Aim of the exercise:
Pick out the lines in the listing below that contain the word "will" and copy them.
+++++
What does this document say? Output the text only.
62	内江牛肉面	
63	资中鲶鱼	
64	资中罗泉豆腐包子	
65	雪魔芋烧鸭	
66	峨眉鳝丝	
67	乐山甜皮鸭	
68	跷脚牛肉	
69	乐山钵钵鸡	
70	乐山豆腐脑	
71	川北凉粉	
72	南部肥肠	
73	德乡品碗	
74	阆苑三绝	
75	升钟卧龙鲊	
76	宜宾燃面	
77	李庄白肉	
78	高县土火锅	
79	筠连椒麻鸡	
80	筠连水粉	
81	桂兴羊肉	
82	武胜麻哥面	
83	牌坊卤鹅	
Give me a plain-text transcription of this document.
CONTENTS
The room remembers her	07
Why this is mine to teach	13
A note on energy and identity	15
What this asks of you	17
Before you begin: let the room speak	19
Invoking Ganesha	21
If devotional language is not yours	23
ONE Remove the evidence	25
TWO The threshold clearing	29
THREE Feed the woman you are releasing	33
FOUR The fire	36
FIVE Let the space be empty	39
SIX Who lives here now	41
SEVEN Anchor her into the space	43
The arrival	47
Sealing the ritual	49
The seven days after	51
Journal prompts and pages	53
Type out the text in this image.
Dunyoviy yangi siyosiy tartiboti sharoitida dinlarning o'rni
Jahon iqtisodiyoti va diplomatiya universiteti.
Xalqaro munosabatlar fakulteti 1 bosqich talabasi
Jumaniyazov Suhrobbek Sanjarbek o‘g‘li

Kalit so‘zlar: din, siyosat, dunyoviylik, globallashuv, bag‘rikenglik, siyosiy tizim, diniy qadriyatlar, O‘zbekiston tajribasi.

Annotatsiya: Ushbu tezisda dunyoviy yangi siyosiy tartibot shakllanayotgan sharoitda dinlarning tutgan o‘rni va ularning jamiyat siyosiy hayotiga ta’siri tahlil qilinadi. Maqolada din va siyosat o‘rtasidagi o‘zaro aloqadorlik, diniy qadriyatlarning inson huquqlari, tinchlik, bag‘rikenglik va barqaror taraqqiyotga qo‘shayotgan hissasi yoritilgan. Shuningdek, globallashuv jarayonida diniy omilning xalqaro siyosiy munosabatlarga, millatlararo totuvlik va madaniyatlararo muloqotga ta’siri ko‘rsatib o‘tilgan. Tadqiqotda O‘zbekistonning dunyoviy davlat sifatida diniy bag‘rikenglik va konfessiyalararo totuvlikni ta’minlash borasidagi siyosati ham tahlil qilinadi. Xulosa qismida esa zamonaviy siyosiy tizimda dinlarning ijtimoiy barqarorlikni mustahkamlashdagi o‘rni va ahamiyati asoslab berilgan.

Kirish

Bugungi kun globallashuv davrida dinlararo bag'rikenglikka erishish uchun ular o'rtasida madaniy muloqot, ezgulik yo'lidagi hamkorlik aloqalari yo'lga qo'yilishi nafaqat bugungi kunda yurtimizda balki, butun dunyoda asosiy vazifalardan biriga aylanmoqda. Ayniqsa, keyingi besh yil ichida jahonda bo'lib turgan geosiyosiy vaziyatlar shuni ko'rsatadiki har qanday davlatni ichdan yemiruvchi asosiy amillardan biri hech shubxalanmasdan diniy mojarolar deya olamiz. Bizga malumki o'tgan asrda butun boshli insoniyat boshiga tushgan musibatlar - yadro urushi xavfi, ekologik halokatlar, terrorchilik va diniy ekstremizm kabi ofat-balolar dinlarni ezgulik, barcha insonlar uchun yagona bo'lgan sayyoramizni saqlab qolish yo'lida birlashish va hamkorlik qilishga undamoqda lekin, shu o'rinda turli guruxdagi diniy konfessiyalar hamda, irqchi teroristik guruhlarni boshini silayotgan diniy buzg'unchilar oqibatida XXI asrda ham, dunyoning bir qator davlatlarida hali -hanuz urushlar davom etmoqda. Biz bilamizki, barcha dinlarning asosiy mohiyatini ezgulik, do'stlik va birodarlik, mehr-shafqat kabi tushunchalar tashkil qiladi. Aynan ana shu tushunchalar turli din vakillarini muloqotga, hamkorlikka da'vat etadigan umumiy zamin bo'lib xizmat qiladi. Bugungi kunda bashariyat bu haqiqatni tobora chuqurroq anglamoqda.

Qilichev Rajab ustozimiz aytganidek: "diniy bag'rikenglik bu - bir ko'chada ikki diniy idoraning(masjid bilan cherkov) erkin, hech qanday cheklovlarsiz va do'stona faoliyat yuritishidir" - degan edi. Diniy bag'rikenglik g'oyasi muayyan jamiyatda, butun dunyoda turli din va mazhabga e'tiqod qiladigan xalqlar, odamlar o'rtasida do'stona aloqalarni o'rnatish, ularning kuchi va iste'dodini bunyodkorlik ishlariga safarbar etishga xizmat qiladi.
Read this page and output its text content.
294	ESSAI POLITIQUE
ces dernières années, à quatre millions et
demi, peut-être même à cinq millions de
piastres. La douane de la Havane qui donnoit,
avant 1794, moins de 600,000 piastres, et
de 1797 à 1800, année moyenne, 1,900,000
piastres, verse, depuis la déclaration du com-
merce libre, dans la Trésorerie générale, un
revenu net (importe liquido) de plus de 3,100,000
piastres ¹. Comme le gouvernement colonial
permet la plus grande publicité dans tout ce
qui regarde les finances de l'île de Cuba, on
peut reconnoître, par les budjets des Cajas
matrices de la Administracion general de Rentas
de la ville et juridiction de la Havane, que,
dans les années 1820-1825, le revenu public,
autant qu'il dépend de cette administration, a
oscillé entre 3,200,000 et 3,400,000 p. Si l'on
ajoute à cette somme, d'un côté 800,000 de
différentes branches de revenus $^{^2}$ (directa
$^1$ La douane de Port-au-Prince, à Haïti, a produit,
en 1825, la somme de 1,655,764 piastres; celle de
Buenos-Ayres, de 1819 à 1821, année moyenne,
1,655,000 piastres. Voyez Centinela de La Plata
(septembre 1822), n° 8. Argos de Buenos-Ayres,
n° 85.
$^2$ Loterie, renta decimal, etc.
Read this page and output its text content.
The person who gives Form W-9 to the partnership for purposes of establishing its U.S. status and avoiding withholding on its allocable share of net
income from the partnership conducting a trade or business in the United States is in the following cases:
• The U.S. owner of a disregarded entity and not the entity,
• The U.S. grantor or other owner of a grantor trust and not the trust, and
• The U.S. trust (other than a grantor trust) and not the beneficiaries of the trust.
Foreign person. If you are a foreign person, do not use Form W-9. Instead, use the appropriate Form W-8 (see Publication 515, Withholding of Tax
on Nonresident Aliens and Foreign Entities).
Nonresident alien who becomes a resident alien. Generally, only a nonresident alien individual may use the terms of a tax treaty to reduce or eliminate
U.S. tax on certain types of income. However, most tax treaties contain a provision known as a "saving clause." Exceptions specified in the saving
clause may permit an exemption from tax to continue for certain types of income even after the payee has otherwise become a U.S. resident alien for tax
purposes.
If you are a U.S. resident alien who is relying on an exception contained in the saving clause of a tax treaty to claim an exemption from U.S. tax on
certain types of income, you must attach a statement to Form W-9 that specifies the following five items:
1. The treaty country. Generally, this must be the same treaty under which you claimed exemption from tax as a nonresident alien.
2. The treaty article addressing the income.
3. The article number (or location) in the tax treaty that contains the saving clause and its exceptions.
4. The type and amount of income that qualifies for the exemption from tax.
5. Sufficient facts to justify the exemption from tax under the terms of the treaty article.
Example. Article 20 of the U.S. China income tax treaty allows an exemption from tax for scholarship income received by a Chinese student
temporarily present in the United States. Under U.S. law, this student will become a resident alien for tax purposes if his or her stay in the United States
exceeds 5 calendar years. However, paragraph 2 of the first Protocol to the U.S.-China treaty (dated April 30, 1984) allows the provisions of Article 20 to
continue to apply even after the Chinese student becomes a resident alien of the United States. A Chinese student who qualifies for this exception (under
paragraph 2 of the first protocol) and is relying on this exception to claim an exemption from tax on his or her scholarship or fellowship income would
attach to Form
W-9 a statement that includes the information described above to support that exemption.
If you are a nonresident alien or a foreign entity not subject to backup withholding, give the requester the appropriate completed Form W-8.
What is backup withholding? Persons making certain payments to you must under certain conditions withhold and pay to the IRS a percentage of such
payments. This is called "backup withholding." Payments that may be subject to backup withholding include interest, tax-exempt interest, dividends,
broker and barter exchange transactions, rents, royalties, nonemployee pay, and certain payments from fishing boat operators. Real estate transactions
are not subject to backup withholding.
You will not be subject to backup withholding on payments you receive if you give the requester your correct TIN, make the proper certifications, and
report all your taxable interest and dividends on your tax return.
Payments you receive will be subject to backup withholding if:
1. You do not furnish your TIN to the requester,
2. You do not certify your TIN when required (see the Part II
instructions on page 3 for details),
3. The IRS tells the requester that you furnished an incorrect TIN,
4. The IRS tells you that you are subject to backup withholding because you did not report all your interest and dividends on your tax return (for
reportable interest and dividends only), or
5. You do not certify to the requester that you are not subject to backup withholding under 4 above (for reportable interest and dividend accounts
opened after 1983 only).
+++++
Response:
temporarily present in the United States. Under U.S. law, this student will become a resident alien for tax purposes if his or her stay in the United States
You will not be subject to backup withholding on payments you receive if you give the requester your correct TIN, make the proper certifications, and
Payments you receive will be subject to backup withholding if:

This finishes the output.